_Written request_.
Identify the lines bearing the string "Landtagswahl" and gather them.

[Begin Material]

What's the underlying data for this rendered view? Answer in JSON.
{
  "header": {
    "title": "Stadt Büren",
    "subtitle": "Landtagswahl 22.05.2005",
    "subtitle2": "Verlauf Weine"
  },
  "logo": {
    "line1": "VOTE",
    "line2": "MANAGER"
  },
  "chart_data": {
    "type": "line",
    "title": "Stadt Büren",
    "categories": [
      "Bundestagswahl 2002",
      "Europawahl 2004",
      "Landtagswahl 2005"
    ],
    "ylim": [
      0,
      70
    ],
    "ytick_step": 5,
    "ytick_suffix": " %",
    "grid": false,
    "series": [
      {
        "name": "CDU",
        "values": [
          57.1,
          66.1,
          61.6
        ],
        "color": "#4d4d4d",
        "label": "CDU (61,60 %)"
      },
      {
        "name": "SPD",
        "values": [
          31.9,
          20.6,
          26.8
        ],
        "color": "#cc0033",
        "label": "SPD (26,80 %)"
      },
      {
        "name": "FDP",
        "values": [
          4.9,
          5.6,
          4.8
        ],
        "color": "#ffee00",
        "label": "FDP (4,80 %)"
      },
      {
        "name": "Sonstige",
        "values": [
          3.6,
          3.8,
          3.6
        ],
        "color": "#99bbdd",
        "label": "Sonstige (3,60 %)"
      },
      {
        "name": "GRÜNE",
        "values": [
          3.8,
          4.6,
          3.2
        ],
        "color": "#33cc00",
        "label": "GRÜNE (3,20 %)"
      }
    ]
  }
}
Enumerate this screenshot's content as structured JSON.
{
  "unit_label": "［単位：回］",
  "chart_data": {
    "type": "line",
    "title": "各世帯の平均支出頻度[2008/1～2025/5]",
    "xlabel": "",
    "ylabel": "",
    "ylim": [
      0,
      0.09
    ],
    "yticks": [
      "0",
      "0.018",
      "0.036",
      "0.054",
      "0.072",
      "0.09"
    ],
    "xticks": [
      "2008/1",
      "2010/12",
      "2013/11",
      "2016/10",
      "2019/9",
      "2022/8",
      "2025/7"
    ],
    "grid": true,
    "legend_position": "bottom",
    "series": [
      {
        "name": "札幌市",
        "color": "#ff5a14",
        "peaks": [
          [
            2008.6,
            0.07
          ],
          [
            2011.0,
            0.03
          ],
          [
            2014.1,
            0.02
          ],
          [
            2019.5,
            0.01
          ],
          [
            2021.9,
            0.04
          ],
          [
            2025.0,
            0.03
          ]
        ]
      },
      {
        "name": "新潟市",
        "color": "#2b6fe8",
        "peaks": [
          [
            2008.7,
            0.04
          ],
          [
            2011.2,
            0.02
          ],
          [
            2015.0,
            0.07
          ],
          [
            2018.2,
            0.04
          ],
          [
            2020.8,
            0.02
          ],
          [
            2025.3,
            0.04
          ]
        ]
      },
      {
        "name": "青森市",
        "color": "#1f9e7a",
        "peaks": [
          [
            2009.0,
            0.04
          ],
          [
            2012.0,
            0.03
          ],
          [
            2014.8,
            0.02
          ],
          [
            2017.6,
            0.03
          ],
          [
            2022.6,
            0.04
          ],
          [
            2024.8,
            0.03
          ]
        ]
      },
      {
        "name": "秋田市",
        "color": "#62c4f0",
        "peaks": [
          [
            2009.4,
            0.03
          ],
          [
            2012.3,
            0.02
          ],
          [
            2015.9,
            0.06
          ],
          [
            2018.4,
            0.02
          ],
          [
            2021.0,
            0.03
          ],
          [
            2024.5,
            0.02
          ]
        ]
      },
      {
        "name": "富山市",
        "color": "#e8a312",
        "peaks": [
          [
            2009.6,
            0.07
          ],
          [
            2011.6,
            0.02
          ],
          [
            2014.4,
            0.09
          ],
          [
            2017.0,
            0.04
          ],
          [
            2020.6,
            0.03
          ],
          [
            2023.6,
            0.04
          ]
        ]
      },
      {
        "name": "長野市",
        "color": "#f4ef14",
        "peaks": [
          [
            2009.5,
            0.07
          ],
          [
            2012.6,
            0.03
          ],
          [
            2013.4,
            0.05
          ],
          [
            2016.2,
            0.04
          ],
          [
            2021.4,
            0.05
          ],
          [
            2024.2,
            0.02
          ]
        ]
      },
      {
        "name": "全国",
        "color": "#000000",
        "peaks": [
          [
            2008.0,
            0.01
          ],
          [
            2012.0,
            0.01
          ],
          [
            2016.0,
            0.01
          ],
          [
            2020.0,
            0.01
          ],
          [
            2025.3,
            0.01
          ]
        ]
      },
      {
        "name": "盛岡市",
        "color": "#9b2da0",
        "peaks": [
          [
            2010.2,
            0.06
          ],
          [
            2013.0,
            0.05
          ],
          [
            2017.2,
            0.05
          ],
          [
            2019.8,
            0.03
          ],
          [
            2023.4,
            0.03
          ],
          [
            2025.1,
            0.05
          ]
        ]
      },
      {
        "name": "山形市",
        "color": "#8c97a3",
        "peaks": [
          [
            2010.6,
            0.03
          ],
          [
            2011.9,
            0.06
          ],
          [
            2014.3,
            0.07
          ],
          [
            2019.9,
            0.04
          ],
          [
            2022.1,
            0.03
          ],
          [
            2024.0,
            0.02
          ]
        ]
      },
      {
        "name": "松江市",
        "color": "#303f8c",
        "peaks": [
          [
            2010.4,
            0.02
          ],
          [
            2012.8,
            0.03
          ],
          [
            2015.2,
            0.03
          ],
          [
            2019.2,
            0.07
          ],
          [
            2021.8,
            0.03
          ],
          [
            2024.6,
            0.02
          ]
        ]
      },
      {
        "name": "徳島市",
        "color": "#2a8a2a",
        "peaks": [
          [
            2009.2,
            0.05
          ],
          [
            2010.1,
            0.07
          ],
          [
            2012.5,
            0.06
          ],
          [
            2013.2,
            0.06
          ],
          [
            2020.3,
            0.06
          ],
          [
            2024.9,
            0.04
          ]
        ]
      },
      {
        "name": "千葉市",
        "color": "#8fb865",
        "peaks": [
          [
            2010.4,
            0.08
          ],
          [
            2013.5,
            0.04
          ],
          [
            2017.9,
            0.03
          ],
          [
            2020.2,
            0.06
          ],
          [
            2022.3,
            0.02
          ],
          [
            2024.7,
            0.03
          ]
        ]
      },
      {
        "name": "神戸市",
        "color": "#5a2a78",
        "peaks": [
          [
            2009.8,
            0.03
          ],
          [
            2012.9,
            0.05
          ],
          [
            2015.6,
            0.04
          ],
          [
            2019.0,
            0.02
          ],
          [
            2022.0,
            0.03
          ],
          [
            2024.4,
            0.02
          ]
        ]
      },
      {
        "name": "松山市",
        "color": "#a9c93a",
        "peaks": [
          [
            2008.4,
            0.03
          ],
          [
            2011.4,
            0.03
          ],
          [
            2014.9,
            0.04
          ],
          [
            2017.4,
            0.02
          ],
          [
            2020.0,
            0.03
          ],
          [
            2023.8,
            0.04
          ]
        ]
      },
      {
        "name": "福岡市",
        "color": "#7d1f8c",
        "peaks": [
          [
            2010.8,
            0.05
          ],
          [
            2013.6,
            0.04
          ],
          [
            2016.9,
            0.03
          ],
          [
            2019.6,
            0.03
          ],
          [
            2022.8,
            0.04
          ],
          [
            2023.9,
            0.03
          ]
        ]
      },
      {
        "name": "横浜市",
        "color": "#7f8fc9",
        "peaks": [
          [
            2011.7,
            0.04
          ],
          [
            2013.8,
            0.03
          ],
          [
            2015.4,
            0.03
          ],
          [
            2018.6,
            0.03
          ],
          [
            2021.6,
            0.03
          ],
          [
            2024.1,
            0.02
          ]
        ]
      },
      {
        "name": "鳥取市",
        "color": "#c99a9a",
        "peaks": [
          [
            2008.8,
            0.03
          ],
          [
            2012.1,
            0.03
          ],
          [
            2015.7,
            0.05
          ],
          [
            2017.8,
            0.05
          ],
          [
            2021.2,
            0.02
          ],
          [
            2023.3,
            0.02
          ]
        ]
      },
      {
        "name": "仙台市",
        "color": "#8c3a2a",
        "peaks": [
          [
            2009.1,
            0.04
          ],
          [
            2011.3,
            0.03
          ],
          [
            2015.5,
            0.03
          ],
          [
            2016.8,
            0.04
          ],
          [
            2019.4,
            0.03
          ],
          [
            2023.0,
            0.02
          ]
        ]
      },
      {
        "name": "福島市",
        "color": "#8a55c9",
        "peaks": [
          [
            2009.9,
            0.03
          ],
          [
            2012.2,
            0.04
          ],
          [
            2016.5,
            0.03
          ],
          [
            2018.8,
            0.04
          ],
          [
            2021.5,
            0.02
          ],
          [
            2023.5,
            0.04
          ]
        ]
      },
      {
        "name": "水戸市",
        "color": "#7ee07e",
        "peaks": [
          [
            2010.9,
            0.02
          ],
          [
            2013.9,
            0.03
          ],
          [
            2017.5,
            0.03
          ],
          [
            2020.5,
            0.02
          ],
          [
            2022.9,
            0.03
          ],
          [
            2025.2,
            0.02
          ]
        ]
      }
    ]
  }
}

[End Material]

_Output of the exercise_.
    "subtitle": "Landtagswahl 22.05.2005",
      "Landtagswahl 2005"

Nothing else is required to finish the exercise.